To be done >>
Return all entries word for word, but drop any images.

........

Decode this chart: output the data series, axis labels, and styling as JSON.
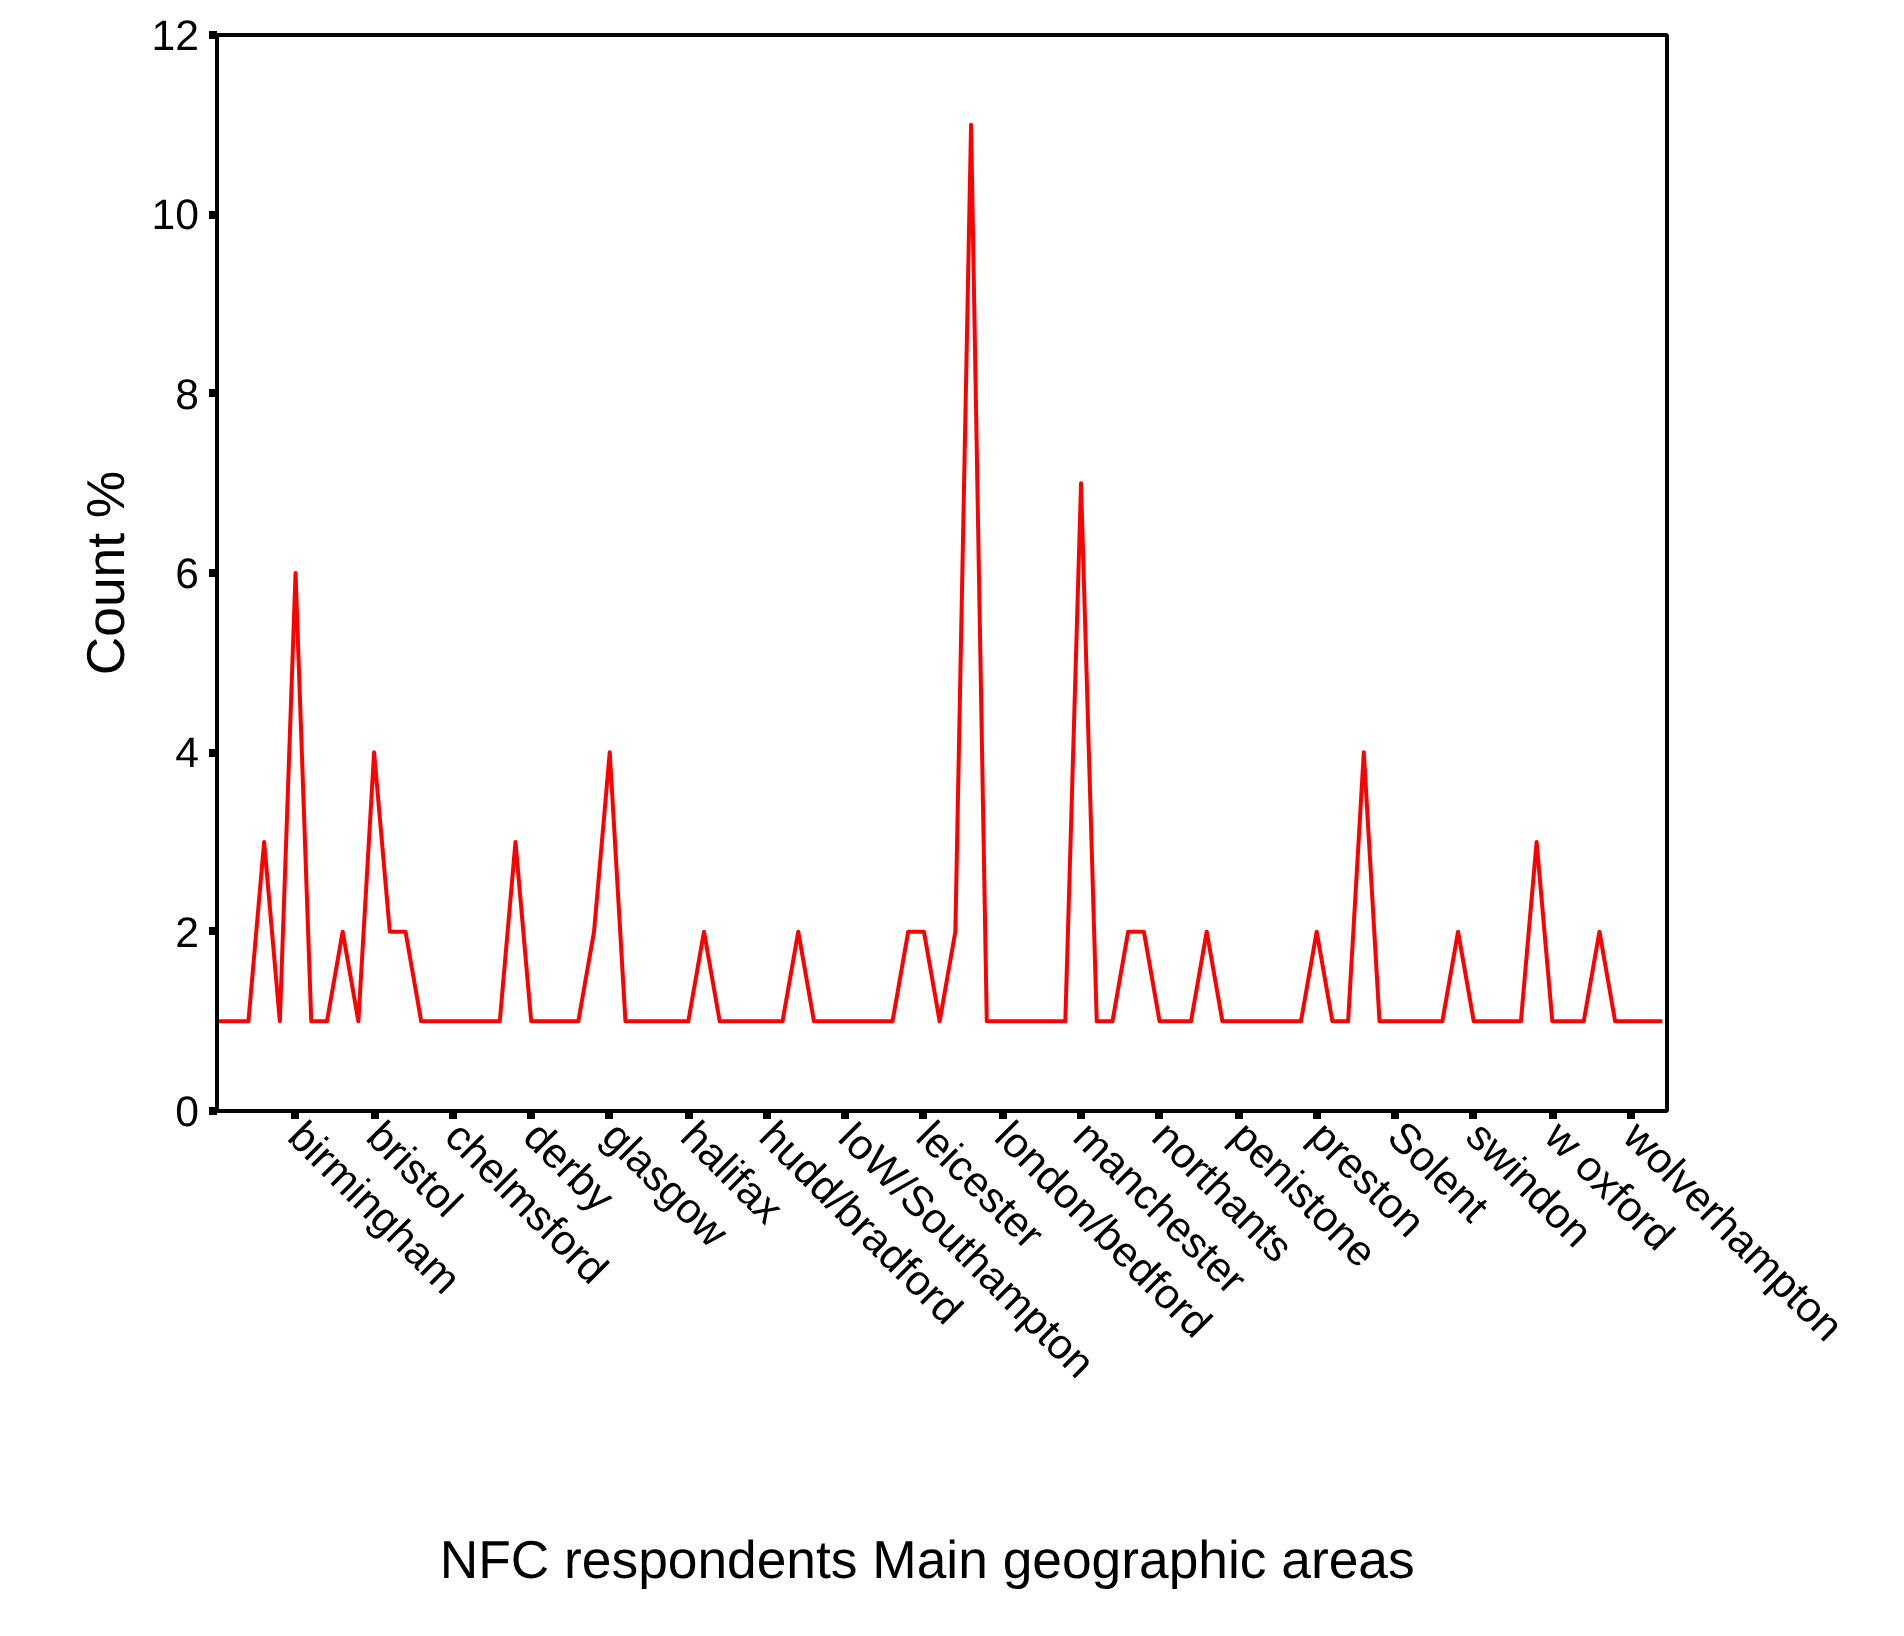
{
  "chart_data": {
    "type": "line",
    "xlabel": "NFC respondents  Main geographic  areas",
    "ylabel": "Count %",
    "categories": [
      null,
      null,
      null,
      null,
      null,
      "birmingham",
      null,
      null,
      null,
      null,
      "bristol",
      null,
      null,
      null,
      null,
      "chelmsford",
      null,
      null,
      null,
      null,
      "derby",
      null,
      null,
      null,
      null,
      "glasgow",
      null,
      null,
      null,
      null,
      "halifax",
      null,
      null,
      null,
      null,
      "hudd/bradford",
      null,
      null,
      null,
      null,
      "IoW/Southampton",
      null,
      null,
      null,
      null,
      "leicester",
      null,
      null,
      null,
      null,
      "london/bedford",
      null,
      null,
      null,
      null,
      "manchester",
      null,
      null,
      null,
      null,
      "northants",
      null,
      null,
      null,
      null,
      "penistone",
      null,
      null,
      null,
      null,
      "preston",
      null,
      null,
      null,
      null,
      "Solent",
      null,
      null,
      null,
      null,
      "swindon",
      null,
      null,
      null,
      null,
      "w oxford",
      null,
      null,
      null,
      null,
      "wolverhampton",
      null,
      null
    ],
    "series": [
      {
        "color": "#ff0000",
        "values": [
          1,
          1,
          1,
          3,
          1,
          6,
          1,
          1,
          2,
          1,
          4,
          2,
          2,
          1,
          1,
          1,
          1,
          1,
          1,
          3,
          1,
          1,
          1,
          1,
          2,
          4,
          1,
          1,
          1,
          1,
          1,
          2,
          1,
          1,
          1,
          1,
          1,
          2,
          1,
          1,
          1,
          1,
          1,
          1,
          2,
          2,
          1,
          2,
          11,
          1,
          1,
          1,
          1,
          1,
          1,
          7,
          1,
          1,
          2,
          2,
          1,
          1,
          1,
          2,
          1,
          1,
          1,
          1,
          1,
          1,
          2,
          1,
          1,
          4,
          1,
          1,
          1,
          1,
          1,
          2,
          1,
          1,
          1,
          1,
          3,
          1,
          1,
          1,
          2,
          1,
          1,
          1,
          1
        ]
      }
    ],
    "ylim": [
      0,
      12
    ],
    "yticks": [
      0,
      2,
      4,
      6,
      8,
      10,
      12
    ],
    "grid": false,
    "marker": "none",
    "line_style": "solid"
  }
}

........

Answer to the task >>
Decode this chart: output the data series, axis labels, and styling as JSON.
{
  "chart_data": {
    "type": "line",
    "xlabel": "NFC respondents  Main geographic  areas",
    "ylabel": "Count %",
    "categories": [
      null,
      null,
      null,
      null,
      null,
      "birmingham",
      null,
      null,
      null,
      null,
      "bristol",
      null,
      null,
      null,
      null,
      "chelmsford",
      null,
      null,
      null,
      null,
      "derby",
      null,
      null,
      null,
      null,
      "glasgow",
      null,
      null,
      null,
      null,
      "halifax",
      null,
      null,
      null,
      null,
      "hudd/bradford",
      null,
      null,
      null,
      null,
      "IoW/Southampton",
      null,
      null,
      null,
      null,
      "leicester",
      null,
      null,
      null,
      null,
      "london/bedford",
      null,
      null,
      null,
      null,
      "manchester",
      null,
      null,
      null,
      null,
      "northants",
      null,
      null,
      null,
      null,
      "penistone",
      null,
      null,
      null,
      null,
      "preston",
      null,
      null,
      null,
      null,
      "Solent",
      null,
      null,
      null,
      null,
      "swindon",
      null,
      null,
      null,
      null,
      "w oxford",
      null,
      null,
      null,
      null,
      "wolverhampton",
      null,
      null
    ],
    "series": [
      {
        "color": "#ff0000",
        "values": [
          1,
          1,
          1,
          3,
          1,
          6,
          1,
          1,
          2,
          1,
          4,
          2,
          2,
          1,
          1,
          1,
          1,
          1,
          1,
          3,
          1,
          1,
          1,
          1,
          2,
          4,
          1,
          1,
          1,
          1,
          1,
          2,
          1,
          1,
          1,
          1,
          1,
          2,
          1,
          1,
          1,
          1,
          1,
          1,
          2,
          2,
          1,
          2,
          11,
          1,
          1,
          1,
          1,
          1,
          1,
          7,
          1,
          1,
          2,
          2,
          1,
          1,
          1,
          2,
          1,
          1,
          1,
          1,
          1,
          1,
          2,
          1,
          1,
          4,
          1,
          1,
          1,
          1,
          1,
          2,
          1,
          1,
          1,
          1,
          3,
          1,
          1,
          1,
          2,
          1,
          1,
          1,
          1
        ]
      }
    ],
    "ylim": [
      0,
      12
    ],
    "yticks": [
      0,
      2,
      4,
      6,
      8,
      10,
      12
    ],
    "grid": false,
    "marker": "none",
    "line_style": "solid"
  }
}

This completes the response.